> **ПИСЬМЕННОЕ ЗАДАНИЕ 1**: Перепишите дословно часть текста о фобиях: начните со слов «Так или иначе, следует» и закончите словами «в современной жизни.».

----- ФРАГМЕНТ ДОКУМЕНТА

Так или иначе, следует отметить тот факт, что способность ставить волосы дыбом с помощью выработанных отвращений и фобий у нас почти полностью ограничена рисками, полученными в дикой природе нашими далекими человеческими и дочеловеческими предками на протяжении многих тысячелетий. Кроме различных врагов из числа живых существ, предметами фобий могут стать замкнутое пространство, высота, текущая вода и встречи с незнакомыми людьми вне дома. У нашего вида не хватило времени, чтобы выработать фобии на ножи, огнестрельное оружие и автомобили, которые являются наиболее частыми причинами смерти в современной жизни.

----------

> **ПИСЬМЕННОЕ ЗАДАНИЕ 2**: Выпишите строки записей от той, что содержит «Text: Δ t: Δ», до конца записей включительно, заменив «shape» на «figure». Остальное оставьте без изменений.

----- ИСХОДНЫЕ ЗАПИСИ

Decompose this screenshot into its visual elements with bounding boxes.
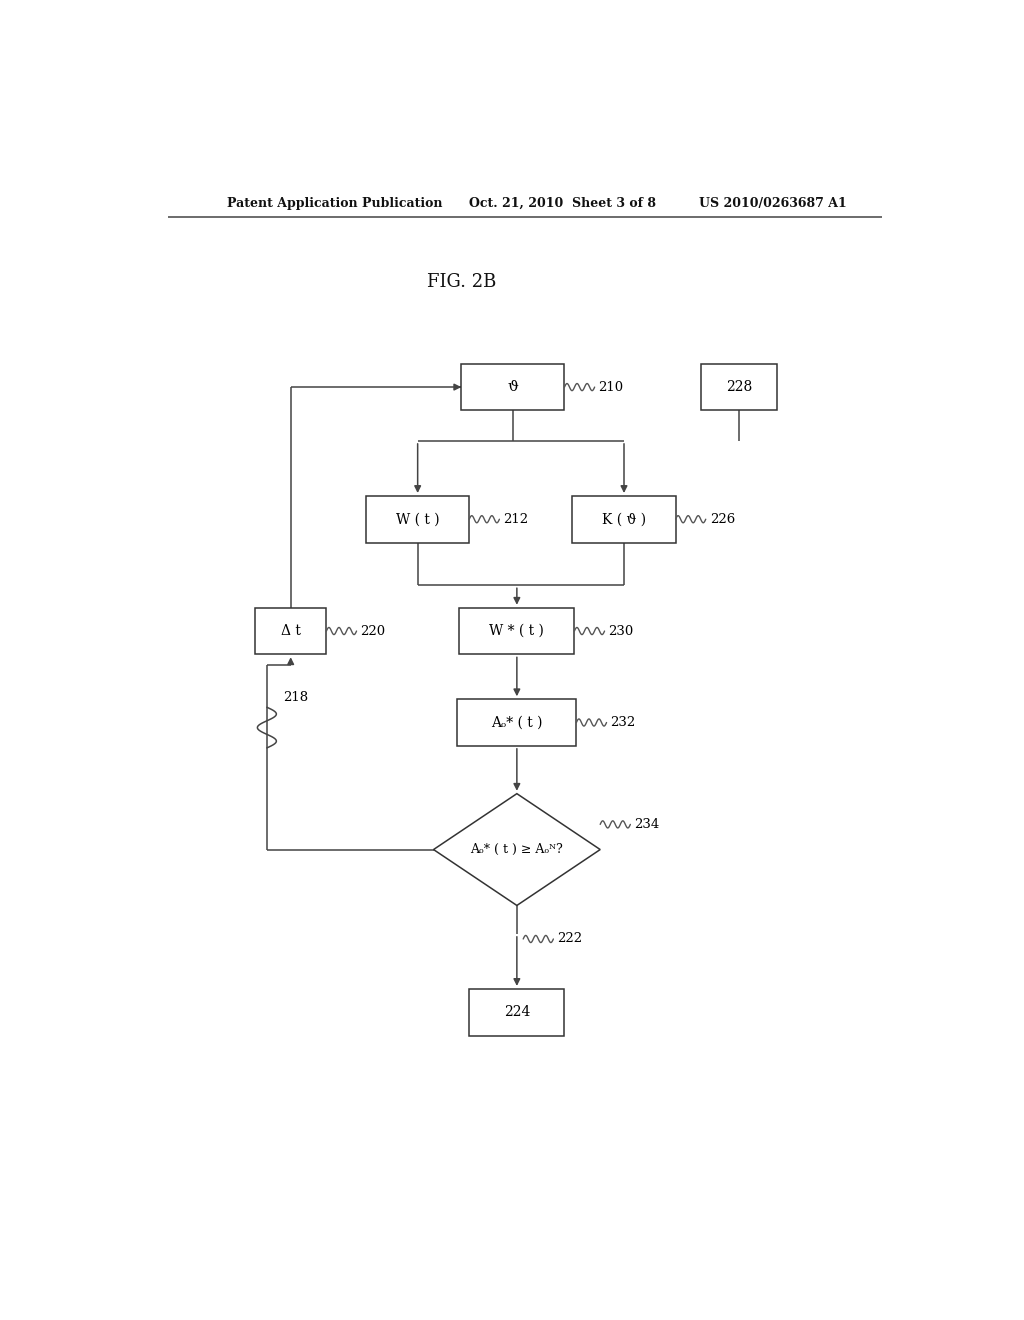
Text: Δ t: Δ t	[281, 624, 301, 638]
FancyBboxPatch shape	[701, 364, 777, 411]
FancyBboxPatch shape	[367, 496, 469, 543]
Text: 230: 230	[608, 624, 634, 638]
Text: FIG. 2B: FIG. 2B	[427, 273, 496, 292]
FancyBboxPatch shape	[461, 364, 564, 411]
Text: ϑ: ϑ	[508, 380, 518, 395]
Text: 224: 224	[504, 1005, 530, 1019]
Text: 228: 228	[726, 380, 753, 395]
FancyBboxPatch shape	[572, 496, 676, 543]
Polygon shape	[433, 793, 600, 906]
Text: K ( ϑ ): K ( ϑ )	[602, 512, 646, 527]
Text: 220: 220	[360, 624, 386, 638]
Text: W * ( t ): W * ( t )	[489, 624, 545, 638]
Text: 210: 210	[599, 380, 624, 393]
Text: Aₒ* ( t ) ≥ Aₒᴺ?: Aₒ* ( t ) ≥ Aₒᴺ?	[470, 843, 563, 857]
Text: 226: 226	[710, 512, 735, 525]
Text: 222: 222	[557, 932, 583, 945]
Text: Patent Application Publication: Patent Application Publication	[227, 197, 442, 210]
Text: Aₒ* ( t ): Aₒ* ( t )	[492, 715, 543, 730]
FancyBboxPatch shape	[469, 989, 564, 1036]
Text: 218: 218	[283, 690, 308, 704]
FancyBboxPatch shape	[458, 700, 577, 746]
FancyBboxPatch shape	[255, 607, 327, 655]
Text: 234: 234	[634, 818, 659, 830]
Text: 232: 232	[610, 715, 636, 729]
Text: Oct. 21, 2010  Sheet 3 of 8: Oct. 21, 2010 Sheet 3 of 8	[469, 197, 656, 210]
Text: US 2010/0263687 A1: US 2010/0263687 A1	[699, 197, 847, 210]
FancyBboxPatch shape	[460, 607, 574, 655]
Text: 212: 212	[504, 512, 528, 525]
Text: W ( t ): W ( t )	[396, 512, 439, 527]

----------

> **РЕШЕНИЕ ЗАДАЧИ 1**:
Так или иначе, следует отметить тот факт, что способность ставить волосы дыбом с помощью выработанных отвращений и фобий у нас почти полностью ограничена рисками, полученными в дикой природе нашими далекими человеческими и дочеловеческими предками на протяжении многих тысячелетий. Кроме различных врагов из числа живых существ, предметами фобий могут стать замкнутое пространство, высота, текущая вода и встречи с незнакомыми людьми вне дома. У нашего вида не хватило времени, чтобы выработать фобии на ножи, огнестрельное оружие и автомобили, которые являются наиболее частыми причинами смерти в современной жизни.

> **РЕШЕНИЕ ЗАДАЧИ 2**:
Text: Δ t: Δ t	[281, 624, 301, 638]
FancyBboxPatch figure	[701, 364, 777, 411]
FancyBboxPatch figure	[367, 496, 469, 543]
Text: 230: 230	[608, 624, 634, 638]
Text: FIG. 2B: FIG. 2B	[427, 273, 496, 292]
FancyBboxPatch figure	[461, 364, 564, 411]
Text: ϑ: ϑ	[508, 380, 518, 395]
Text: 224: 224	[504, 1005, 530, 1019]
Text: 228: 228	[726, 380, 753, 395]
FancyBboxPatch figure	[572, 496, 676, 543]
Polygon figure	[433, 793, 600, 906]
Text: K ( ϑ ): K ( ϑ )	[602, 512, 646, 527]
Text: 220: 220	[360, 624, 386, 638]
Text: W * ( t ): W * ( t )	[489, 624, 545, 638]
Text: 210: 210	[599, 380, 624, 393]
Text: Aₒ* ( t ) ≥ Aₒᴺ?: Aₒ* ( t ) ≥ Aₒᴺ?	[470, 843, 563, 857]
Text: 226: 226	[710, 512, 735, 525]
Text: 222: 222	[557, 932, 583, 945]
Text: Patent Application Publication: Patent Application Publication	[227, 197, 442, 210]
Text: Aₒ* ( t ): Aₒ* ( t )	[492, 715, 543, 730]
FancyBboxPatch figure	[469, 989, 564, 1036]
Text: 218: 218	[283, 690, 308, 704]
FancyBboxPatch figure	[458, 700, 577, 746]
FancyBboxPatch figure	[255, 607, 327, 655]
Text: 234: 234	[634, 818, 659, 830]
Text: 232: 232	[610, 715, 636, 729]
Text: Oct. 21, 2010  Sheet 3 of 8: Oct. 21, 2010 Sheet 3 of 8	[469, 197, 656, 210]
Text: US 2010/0263687 A1: US 2010/0263687 A1	[699, 197, 847, 210]
FancyBboxPatch figure	[460, 607, 574, 655]
Text: 212: 212	[504, 512, 528, 525]
Text: W ( t ): W ( t )	[396, 512, 439, 527]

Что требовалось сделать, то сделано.